--- Exercise material ---

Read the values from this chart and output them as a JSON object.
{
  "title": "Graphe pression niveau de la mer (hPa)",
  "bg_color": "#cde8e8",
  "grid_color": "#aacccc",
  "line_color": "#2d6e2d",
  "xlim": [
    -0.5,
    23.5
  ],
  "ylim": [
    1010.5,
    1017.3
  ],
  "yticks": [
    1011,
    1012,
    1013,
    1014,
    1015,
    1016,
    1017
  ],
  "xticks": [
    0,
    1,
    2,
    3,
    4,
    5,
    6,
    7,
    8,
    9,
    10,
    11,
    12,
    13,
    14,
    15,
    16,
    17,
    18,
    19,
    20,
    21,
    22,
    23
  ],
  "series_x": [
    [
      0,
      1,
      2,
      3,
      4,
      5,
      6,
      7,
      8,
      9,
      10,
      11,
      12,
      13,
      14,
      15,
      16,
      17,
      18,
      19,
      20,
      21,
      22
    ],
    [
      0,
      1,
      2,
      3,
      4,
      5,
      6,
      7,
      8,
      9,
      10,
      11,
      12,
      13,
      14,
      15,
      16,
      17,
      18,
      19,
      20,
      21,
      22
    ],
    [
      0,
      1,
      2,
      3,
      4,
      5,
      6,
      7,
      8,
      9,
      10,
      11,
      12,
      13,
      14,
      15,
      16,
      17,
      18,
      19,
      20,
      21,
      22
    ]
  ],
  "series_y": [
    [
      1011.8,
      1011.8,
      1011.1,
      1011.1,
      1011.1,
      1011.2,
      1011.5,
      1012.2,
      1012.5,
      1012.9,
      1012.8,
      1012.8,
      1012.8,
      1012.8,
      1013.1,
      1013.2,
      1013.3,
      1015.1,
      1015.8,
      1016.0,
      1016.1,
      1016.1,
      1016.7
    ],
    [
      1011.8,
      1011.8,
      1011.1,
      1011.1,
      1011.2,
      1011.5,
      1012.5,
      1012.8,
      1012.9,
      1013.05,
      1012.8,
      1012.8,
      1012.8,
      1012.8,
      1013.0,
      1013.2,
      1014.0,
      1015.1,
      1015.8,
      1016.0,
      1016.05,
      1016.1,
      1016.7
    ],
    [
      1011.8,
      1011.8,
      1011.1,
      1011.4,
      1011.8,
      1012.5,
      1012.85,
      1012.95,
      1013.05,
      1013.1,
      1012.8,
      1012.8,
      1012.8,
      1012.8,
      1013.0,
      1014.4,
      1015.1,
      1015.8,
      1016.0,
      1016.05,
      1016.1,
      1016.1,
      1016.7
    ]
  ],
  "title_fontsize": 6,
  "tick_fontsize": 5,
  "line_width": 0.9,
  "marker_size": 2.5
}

---

Output the listing above word for word.

Read the values from this chart and output them as a JSON object.
{
  "title": "Graphe pression niveau de la mer (hPa)",
  "bg_color": "#cde8e8",
  "grid_color": "#aacccc",
  "line_color": "#2d6e2d",
  "xlim": [
    -0.5,
    23.5
  ],
  "ylim": [
    1010.5,
    1017.3
  ],
  "yticks": [
    1011,
    1012,
    1013,
    1014,
    1015,
    1016,
    1017
  ],
  "xticks": [
    0,
    1,
    2,
    3,
    4,
    5,
    6,
    7,
    8,
    9,
    10,
    11,
    12,
    13,
    14,
    15,
    16,
    17,
    18,
    19,
    20,
    21,
    22,
    23
  ],
  "series_x": [
    [
      0,
      1,
      2,
      3,
      4,
      5,
      6,
      7,
      8,
      9,
      10,
      11,
      12,
      13,
      14,
      15,
      16,
      17,
      18,
      19,
      20,
      21,
      22
    ],
    [
      0,
      1,
      2,
      3,
      4,
      5,
      6,
      7,
      8,
      9,
      10,
      11,
      12,
      13,
      14,
      15,
      16,
      17,
      18,
      19,
      20,
      21,
      22
    ],
    [
      0,
      1,
      2,
      3,
      4,
      5,
      6,
      7,
      8,
      9,
      10,
      11,
      12,
      13,
      14,
      15,
      16,
      17,
      18,
      19,
      20,
      21,
      22
    ]
  ],
  "series_y": [
    [
      1011.8,
      1011.8,
      1011.1,
      1011.1,
      1011.1,
      1011.2,
      1011.5,
      1012.2,
      1012.5,
      1012.9,
      1012.8,
      1012.8,
      1012.8,
      1012.8,
      1013.1,
      1013.2,
      1013.3,
      1015.1,
      1015.8,
      1016.0,
      1016.1,
      1016.1,
      1016.7
    ],
    [
      1011.8,
      1011.8,
      1011.1,
      1011.1,
      1011.2,
      1011.5,
      1012.5,
      1012.8,
      1012.9,
      1013.05,
      1012.8,
      1012.8,
      1012.8,
      1012.8,
      1013.0,
      1013.2,
      1014.0,
      1015.1,
      1015.8,
      1016.0,
      1016.05,
      1016.1,
      1016.7
    ],
    [
      1011.8,
      1011.8,
      1011.1,
      1011.4,
      1011.8,
      1012.5,
      1012.85,
      1012.95,
      1013.05,
      1013.1,
      1012.8,
      1012.8,
      1012.8,
      1012.8,
      1013.0,
      1014.4,
      1015.1,
      1015.8,
      1016.0,
      1016.05,
      1016.1,
      1016.1,
      1016.7
    ]
  ],
  "title_fontsize": 6,
  "tick_fontsize": 5,
  "line_width": 0.9,
  "marker_size": 2.5
}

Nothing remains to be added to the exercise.